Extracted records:
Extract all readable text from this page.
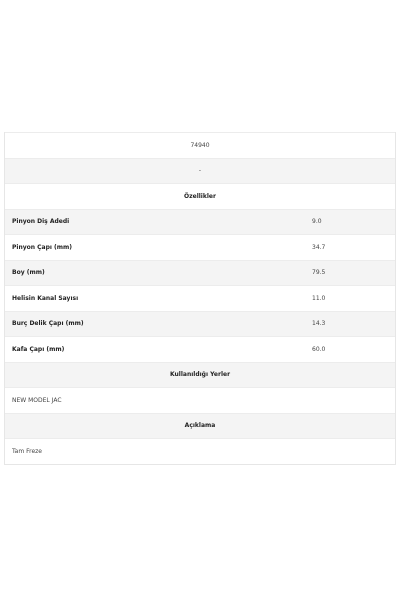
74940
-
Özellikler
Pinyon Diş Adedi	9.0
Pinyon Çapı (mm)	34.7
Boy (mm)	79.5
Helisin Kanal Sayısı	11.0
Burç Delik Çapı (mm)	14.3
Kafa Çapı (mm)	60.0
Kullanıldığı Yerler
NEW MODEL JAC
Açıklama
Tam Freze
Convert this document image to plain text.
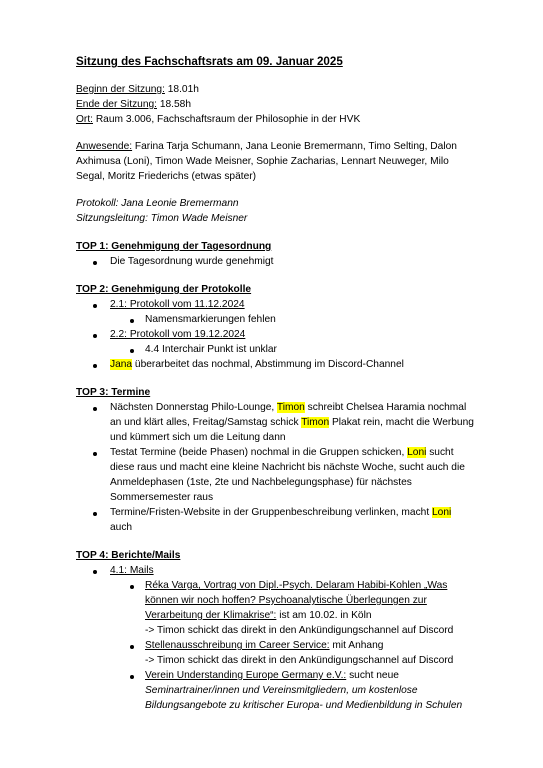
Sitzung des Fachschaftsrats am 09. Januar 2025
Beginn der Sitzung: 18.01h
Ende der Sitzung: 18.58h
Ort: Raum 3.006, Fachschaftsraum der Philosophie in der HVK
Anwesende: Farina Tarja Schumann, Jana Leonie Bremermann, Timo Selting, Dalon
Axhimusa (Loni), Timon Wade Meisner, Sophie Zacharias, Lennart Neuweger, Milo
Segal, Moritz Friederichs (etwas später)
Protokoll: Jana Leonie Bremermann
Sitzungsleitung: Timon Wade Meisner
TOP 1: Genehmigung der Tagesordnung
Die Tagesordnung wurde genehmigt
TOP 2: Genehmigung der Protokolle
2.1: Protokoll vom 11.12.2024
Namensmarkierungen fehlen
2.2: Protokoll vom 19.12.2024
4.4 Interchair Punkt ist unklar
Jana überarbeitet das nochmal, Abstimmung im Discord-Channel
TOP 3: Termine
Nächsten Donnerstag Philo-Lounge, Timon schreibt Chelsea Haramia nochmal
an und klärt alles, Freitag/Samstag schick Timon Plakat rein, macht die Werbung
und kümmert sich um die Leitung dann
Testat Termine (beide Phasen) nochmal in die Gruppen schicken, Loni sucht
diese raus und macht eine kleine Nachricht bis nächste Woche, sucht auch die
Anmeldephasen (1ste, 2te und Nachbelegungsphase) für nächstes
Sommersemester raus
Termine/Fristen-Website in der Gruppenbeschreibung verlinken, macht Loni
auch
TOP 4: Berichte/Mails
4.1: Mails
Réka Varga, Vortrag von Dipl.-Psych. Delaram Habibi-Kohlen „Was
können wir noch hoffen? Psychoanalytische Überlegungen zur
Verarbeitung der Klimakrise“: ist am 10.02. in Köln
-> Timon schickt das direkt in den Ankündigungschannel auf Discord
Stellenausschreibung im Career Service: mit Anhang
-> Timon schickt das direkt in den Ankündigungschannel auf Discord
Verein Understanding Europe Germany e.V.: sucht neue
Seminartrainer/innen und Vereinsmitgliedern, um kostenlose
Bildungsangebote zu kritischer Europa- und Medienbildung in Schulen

* * *

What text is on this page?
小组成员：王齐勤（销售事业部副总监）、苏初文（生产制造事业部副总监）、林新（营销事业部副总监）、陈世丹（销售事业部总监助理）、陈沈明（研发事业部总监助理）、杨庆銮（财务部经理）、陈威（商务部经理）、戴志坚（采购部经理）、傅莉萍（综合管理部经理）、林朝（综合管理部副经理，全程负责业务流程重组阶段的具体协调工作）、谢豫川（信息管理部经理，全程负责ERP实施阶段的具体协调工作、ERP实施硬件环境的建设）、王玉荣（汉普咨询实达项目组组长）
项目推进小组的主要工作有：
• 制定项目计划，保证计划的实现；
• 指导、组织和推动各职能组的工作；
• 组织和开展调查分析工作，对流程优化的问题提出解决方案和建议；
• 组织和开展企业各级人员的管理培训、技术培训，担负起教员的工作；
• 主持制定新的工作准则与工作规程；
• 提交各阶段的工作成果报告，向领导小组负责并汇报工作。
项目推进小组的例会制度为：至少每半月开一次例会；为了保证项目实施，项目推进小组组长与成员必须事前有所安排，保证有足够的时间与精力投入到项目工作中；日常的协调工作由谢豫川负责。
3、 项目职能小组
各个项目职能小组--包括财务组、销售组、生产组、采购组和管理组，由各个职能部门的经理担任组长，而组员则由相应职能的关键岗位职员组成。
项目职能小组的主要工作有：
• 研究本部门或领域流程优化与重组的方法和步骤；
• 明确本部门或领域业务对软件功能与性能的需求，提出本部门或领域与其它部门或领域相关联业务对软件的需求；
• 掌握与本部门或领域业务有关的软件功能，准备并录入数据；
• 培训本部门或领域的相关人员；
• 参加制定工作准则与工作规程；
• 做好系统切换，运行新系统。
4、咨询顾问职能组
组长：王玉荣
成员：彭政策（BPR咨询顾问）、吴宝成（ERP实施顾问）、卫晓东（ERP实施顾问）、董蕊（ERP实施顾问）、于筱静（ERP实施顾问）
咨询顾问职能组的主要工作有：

---

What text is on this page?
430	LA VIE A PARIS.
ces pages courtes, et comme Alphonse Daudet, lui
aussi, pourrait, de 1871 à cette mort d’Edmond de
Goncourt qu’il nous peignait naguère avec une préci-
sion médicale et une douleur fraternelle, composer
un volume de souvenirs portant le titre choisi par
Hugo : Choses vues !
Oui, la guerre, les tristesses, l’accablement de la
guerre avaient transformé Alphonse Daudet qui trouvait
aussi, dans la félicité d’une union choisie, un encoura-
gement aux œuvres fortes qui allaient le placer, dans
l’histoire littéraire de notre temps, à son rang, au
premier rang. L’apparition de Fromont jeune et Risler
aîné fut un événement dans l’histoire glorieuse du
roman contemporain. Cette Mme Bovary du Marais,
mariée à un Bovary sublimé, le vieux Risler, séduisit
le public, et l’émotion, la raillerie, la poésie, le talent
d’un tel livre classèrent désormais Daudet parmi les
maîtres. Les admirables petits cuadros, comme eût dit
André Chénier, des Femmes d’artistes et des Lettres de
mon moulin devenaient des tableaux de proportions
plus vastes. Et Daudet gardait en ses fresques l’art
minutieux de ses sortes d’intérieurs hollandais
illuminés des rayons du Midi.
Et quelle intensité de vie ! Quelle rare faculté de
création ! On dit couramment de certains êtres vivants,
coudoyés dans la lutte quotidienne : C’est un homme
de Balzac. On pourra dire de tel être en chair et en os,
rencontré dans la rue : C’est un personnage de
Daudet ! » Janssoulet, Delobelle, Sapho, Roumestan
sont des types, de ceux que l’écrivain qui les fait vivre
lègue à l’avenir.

Task to carry out: Your answer should be one number: how many lines in the material above contain the string "histoire".

Problem solution: 2